• The task
Take the entries below and reproduce them word for word.

• Entries
..........

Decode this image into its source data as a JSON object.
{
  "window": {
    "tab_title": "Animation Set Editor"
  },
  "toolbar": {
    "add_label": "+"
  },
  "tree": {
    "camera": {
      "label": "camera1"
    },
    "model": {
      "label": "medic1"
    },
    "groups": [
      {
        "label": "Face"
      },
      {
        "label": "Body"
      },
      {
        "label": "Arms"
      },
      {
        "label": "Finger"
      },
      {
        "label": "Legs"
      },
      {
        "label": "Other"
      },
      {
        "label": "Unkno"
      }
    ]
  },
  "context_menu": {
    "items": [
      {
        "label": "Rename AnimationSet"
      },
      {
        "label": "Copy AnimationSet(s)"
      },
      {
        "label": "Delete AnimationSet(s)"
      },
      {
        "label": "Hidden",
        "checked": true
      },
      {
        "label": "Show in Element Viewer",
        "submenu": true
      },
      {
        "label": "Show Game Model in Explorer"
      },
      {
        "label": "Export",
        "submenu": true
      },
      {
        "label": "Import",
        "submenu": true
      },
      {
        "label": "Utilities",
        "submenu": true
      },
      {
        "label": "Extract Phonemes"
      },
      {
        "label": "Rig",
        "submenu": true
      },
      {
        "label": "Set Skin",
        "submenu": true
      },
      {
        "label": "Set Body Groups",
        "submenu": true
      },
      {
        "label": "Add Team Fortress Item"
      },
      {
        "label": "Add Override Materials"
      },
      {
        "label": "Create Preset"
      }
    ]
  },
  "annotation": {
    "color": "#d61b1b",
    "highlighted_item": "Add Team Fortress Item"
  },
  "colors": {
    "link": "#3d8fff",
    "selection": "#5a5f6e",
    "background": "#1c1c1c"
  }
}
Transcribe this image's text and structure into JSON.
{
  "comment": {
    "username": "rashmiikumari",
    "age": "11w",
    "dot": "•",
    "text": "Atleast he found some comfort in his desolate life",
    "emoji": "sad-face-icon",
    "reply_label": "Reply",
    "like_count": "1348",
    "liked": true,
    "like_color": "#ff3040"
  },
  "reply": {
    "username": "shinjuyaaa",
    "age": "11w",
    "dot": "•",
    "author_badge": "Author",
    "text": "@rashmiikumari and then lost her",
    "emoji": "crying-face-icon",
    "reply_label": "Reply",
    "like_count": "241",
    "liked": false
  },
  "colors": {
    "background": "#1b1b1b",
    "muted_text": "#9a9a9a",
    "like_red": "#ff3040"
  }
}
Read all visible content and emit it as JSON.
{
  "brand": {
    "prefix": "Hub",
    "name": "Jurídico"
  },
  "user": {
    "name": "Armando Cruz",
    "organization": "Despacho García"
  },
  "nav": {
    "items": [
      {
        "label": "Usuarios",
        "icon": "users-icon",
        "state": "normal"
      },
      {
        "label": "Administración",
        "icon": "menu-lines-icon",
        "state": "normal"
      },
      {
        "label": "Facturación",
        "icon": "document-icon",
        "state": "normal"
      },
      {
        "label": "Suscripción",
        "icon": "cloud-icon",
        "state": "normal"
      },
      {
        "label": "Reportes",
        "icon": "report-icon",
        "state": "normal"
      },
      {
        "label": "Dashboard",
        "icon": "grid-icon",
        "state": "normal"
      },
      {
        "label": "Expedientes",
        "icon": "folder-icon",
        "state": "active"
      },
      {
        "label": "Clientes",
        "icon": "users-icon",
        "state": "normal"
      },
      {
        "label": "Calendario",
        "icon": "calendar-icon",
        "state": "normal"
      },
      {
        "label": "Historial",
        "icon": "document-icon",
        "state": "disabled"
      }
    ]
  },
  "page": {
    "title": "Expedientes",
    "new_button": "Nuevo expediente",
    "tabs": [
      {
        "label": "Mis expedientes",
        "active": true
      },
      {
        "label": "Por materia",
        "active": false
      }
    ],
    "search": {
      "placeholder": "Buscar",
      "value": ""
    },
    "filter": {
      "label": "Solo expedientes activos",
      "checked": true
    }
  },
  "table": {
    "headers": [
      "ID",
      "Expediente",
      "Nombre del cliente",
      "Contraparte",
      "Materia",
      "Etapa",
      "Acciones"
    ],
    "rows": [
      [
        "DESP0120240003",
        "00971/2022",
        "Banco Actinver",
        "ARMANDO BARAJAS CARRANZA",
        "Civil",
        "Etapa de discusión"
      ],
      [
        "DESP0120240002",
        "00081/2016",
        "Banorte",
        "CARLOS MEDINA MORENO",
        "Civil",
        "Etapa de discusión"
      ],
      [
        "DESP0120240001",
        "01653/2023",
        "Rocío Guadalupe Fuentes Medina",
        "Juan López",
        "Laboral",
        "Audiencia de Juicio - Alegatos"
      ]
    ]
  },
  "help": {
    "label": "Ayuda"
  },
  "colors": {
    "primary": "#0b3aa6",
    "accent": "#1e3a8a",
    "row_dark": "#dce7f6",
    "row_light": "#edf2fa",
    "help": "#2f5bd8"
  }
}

..........

• Written response
Decode this image into its source data as a JSON object.
{
  "window": {
    "tab_title": "Animation Set Editor"
  },
  "toolbar": {
    "add_label": "+"
  },
  "tree": {
    "camera": {
      "label": "camera1"
    },
    "model": {
      "label": "medic1"
    },
    "groups": [
      {
        "label": "Face"
      },
      {
        "label": "Body"
      },
      {
        "label": "Arms"
      },
      {
        "label": "Finger"
      },
      {
        "label": "Legs"
      },
      {
        "label": "Other"
      },
      {
        "label": "Unkno"
      }
    ]
  },
  "context_menu": {
    "items": [
      {
        "label": "Rename AnimationSet"
      },
      {
        "label": "Copy AnimationSet(s)"
      },
      {
        "label": "Delete AnimationSet(s)"
      },
      {
        "label": "Hidden",
        "checked": true
      },
      {
        "label": "Show in Element Viewer",
        "submenu": true
      },
      {
        "label": "Show Game Model in Explorer"
      },
      {
        "label": "Export",
        "submenu": true
      },
      {
        "label": "Import",
        "submenu": true
      },
      {
        "label": "Utilities",
        "submenu": true
      },
      {
        "label": "Extract Phonemes"
      },
      {
        "label": "Rig",
        "submenu": true
      },
      {
        "label": "Set Skin",
        "submenu": true
      },
      {
        "label": "Set Body Groups",
        "submenu": true
      },
      {
        "label": "Add Team Fortress Item"
      },
      {
        "label": "Add Override Materials"
      },
      {
        "label": "Create Preset"
      }
    ]
  },
  "annotation": {
    "color": "#d61b1b",
    "highlighted_item": "Add Team Fortress Item"
  },
  "colors": {
    "link": "#3d8fff",
    "selection": "#5a5f6e",
    "background": "#1c1c1c"
  }
}
Transcribe this image's text and structure into JSON.
{
  "comment": {
    "username": "rashmiikumari",
    "age": "11w",
    "dot": "•",
    "text": "Atleast he found some comfort in his desolate life",
    "emoji": "sad-face-icon",
    "reply_label": "Reply",
    "like_count": "1348",
    "liked": true,
    "like_color": "#ff3040"
  },
  "reply": {
    "username": "shinjuyaaa",
    "age": "11w",
    "dot": "•",
    "author_badge": "Author",
    "text": "@rashmiikumari and then lost her",
    "emoji": "crying-face-icon",
    "reply_label": "Reply",
    "like_count": "241",
    "liked": false
  },
  "colors": {
    "background": "#1b1b1b",
    "muted_text": "#9a9a9a",
    "like_red": "#ff3040"
  }
}
Read all visible content and emit it as JSON.
{
  "brand": {
    "prefix": "Hub",
    "name": "Jurídico"
  },
  "user": {
    "name": "Armando Cruz",
    "organization": "Despacho García"
  },
  "nav": {
    "items": [
      {
        "label": "Usuarios",
        "icon": "users-icon",
        "state": "normal"
      },
      {
        "label": "Administración",
        "icon": "menu-lines-icon",
        "state": "normal"
      },
      {
        "label": "Facturación",
        "icon": "document-icon",
        "state": "normal"
      },
      {
        "label": "Suscripción",
        "icon": "cloud-icon",
        "state": "normal"
      },
      {
        "label": "Reportes",
        "icon": "report-icon",
        "state": "normal"
      },
      {
        "label": "Dashboard",
        "icon": "grid-icon",
        "state": "normal"
      },
      {
        "label": "Expedientes",
        "icon": "folder-icon",
        "state": "active"
      },
      {
        "label": "Clientes",
        "icon": "users-icon",
        "state": "normal"
      },
      {
        "label": "Calendario",
        "icon": "calendar-icon",
        "state": "normal"
      },
      {
        "label": "Historial",
        "icon": "document-icon",
        "state": "disabled"
      }
    ]
  },
  "page": {
    "title": "Expedientes",
    "new_button": "Nuevo expediente",
    "tabs": [
      {
        "label": "Mis expedientes",
        "active": true
      },
      {
        "label": "Por materia",
        "active": false
      }
    ],
    "search": {
      "placeholder": "Buscar",
      "value": ""
    },
    "filter": {
      "label": "Solo expedientes activos",
      "checked": true
    }
  },
  "table": {
    "headers": [
      "ID",
      "Expediente",
      "Nombre del cliente",
      "Contraparte",
      "Materia",
      "Etapa",
      "Acciones"
    ],
    "rows": [
      [
        "DESP0120240003",
        "00971/2022",
        "Banco Actinver",
        "ARMANDO BARAJAS CARRANZA",
        "Civil",
        "Etapa de discusión"
      ],
      [
        "DESP0120240002",
        "00081/2016",
        "Banorte",
        "CARLOS MEDINA MORENO",
        "Civil",
        "Etapa de discusión"
      ],
      [
        "DESP0120240001",
        "01653/2023",
        "Rocío Guadalupe Fuentes Medina",
        "Juan López",
        "Laboral",
        "Audiencia de Juicio - Alegatos"
      ]
    ]
  },
  "help": {
    "label": "Ayuda"
  },
  "colors": {
    "primary": "#0b3aa6",
    "accent": "#1e3a8a",
    "row_dark": "#dce7f6",
    "row_light": "#edf2fa",
    "help": "#2f5bd8"
  }
}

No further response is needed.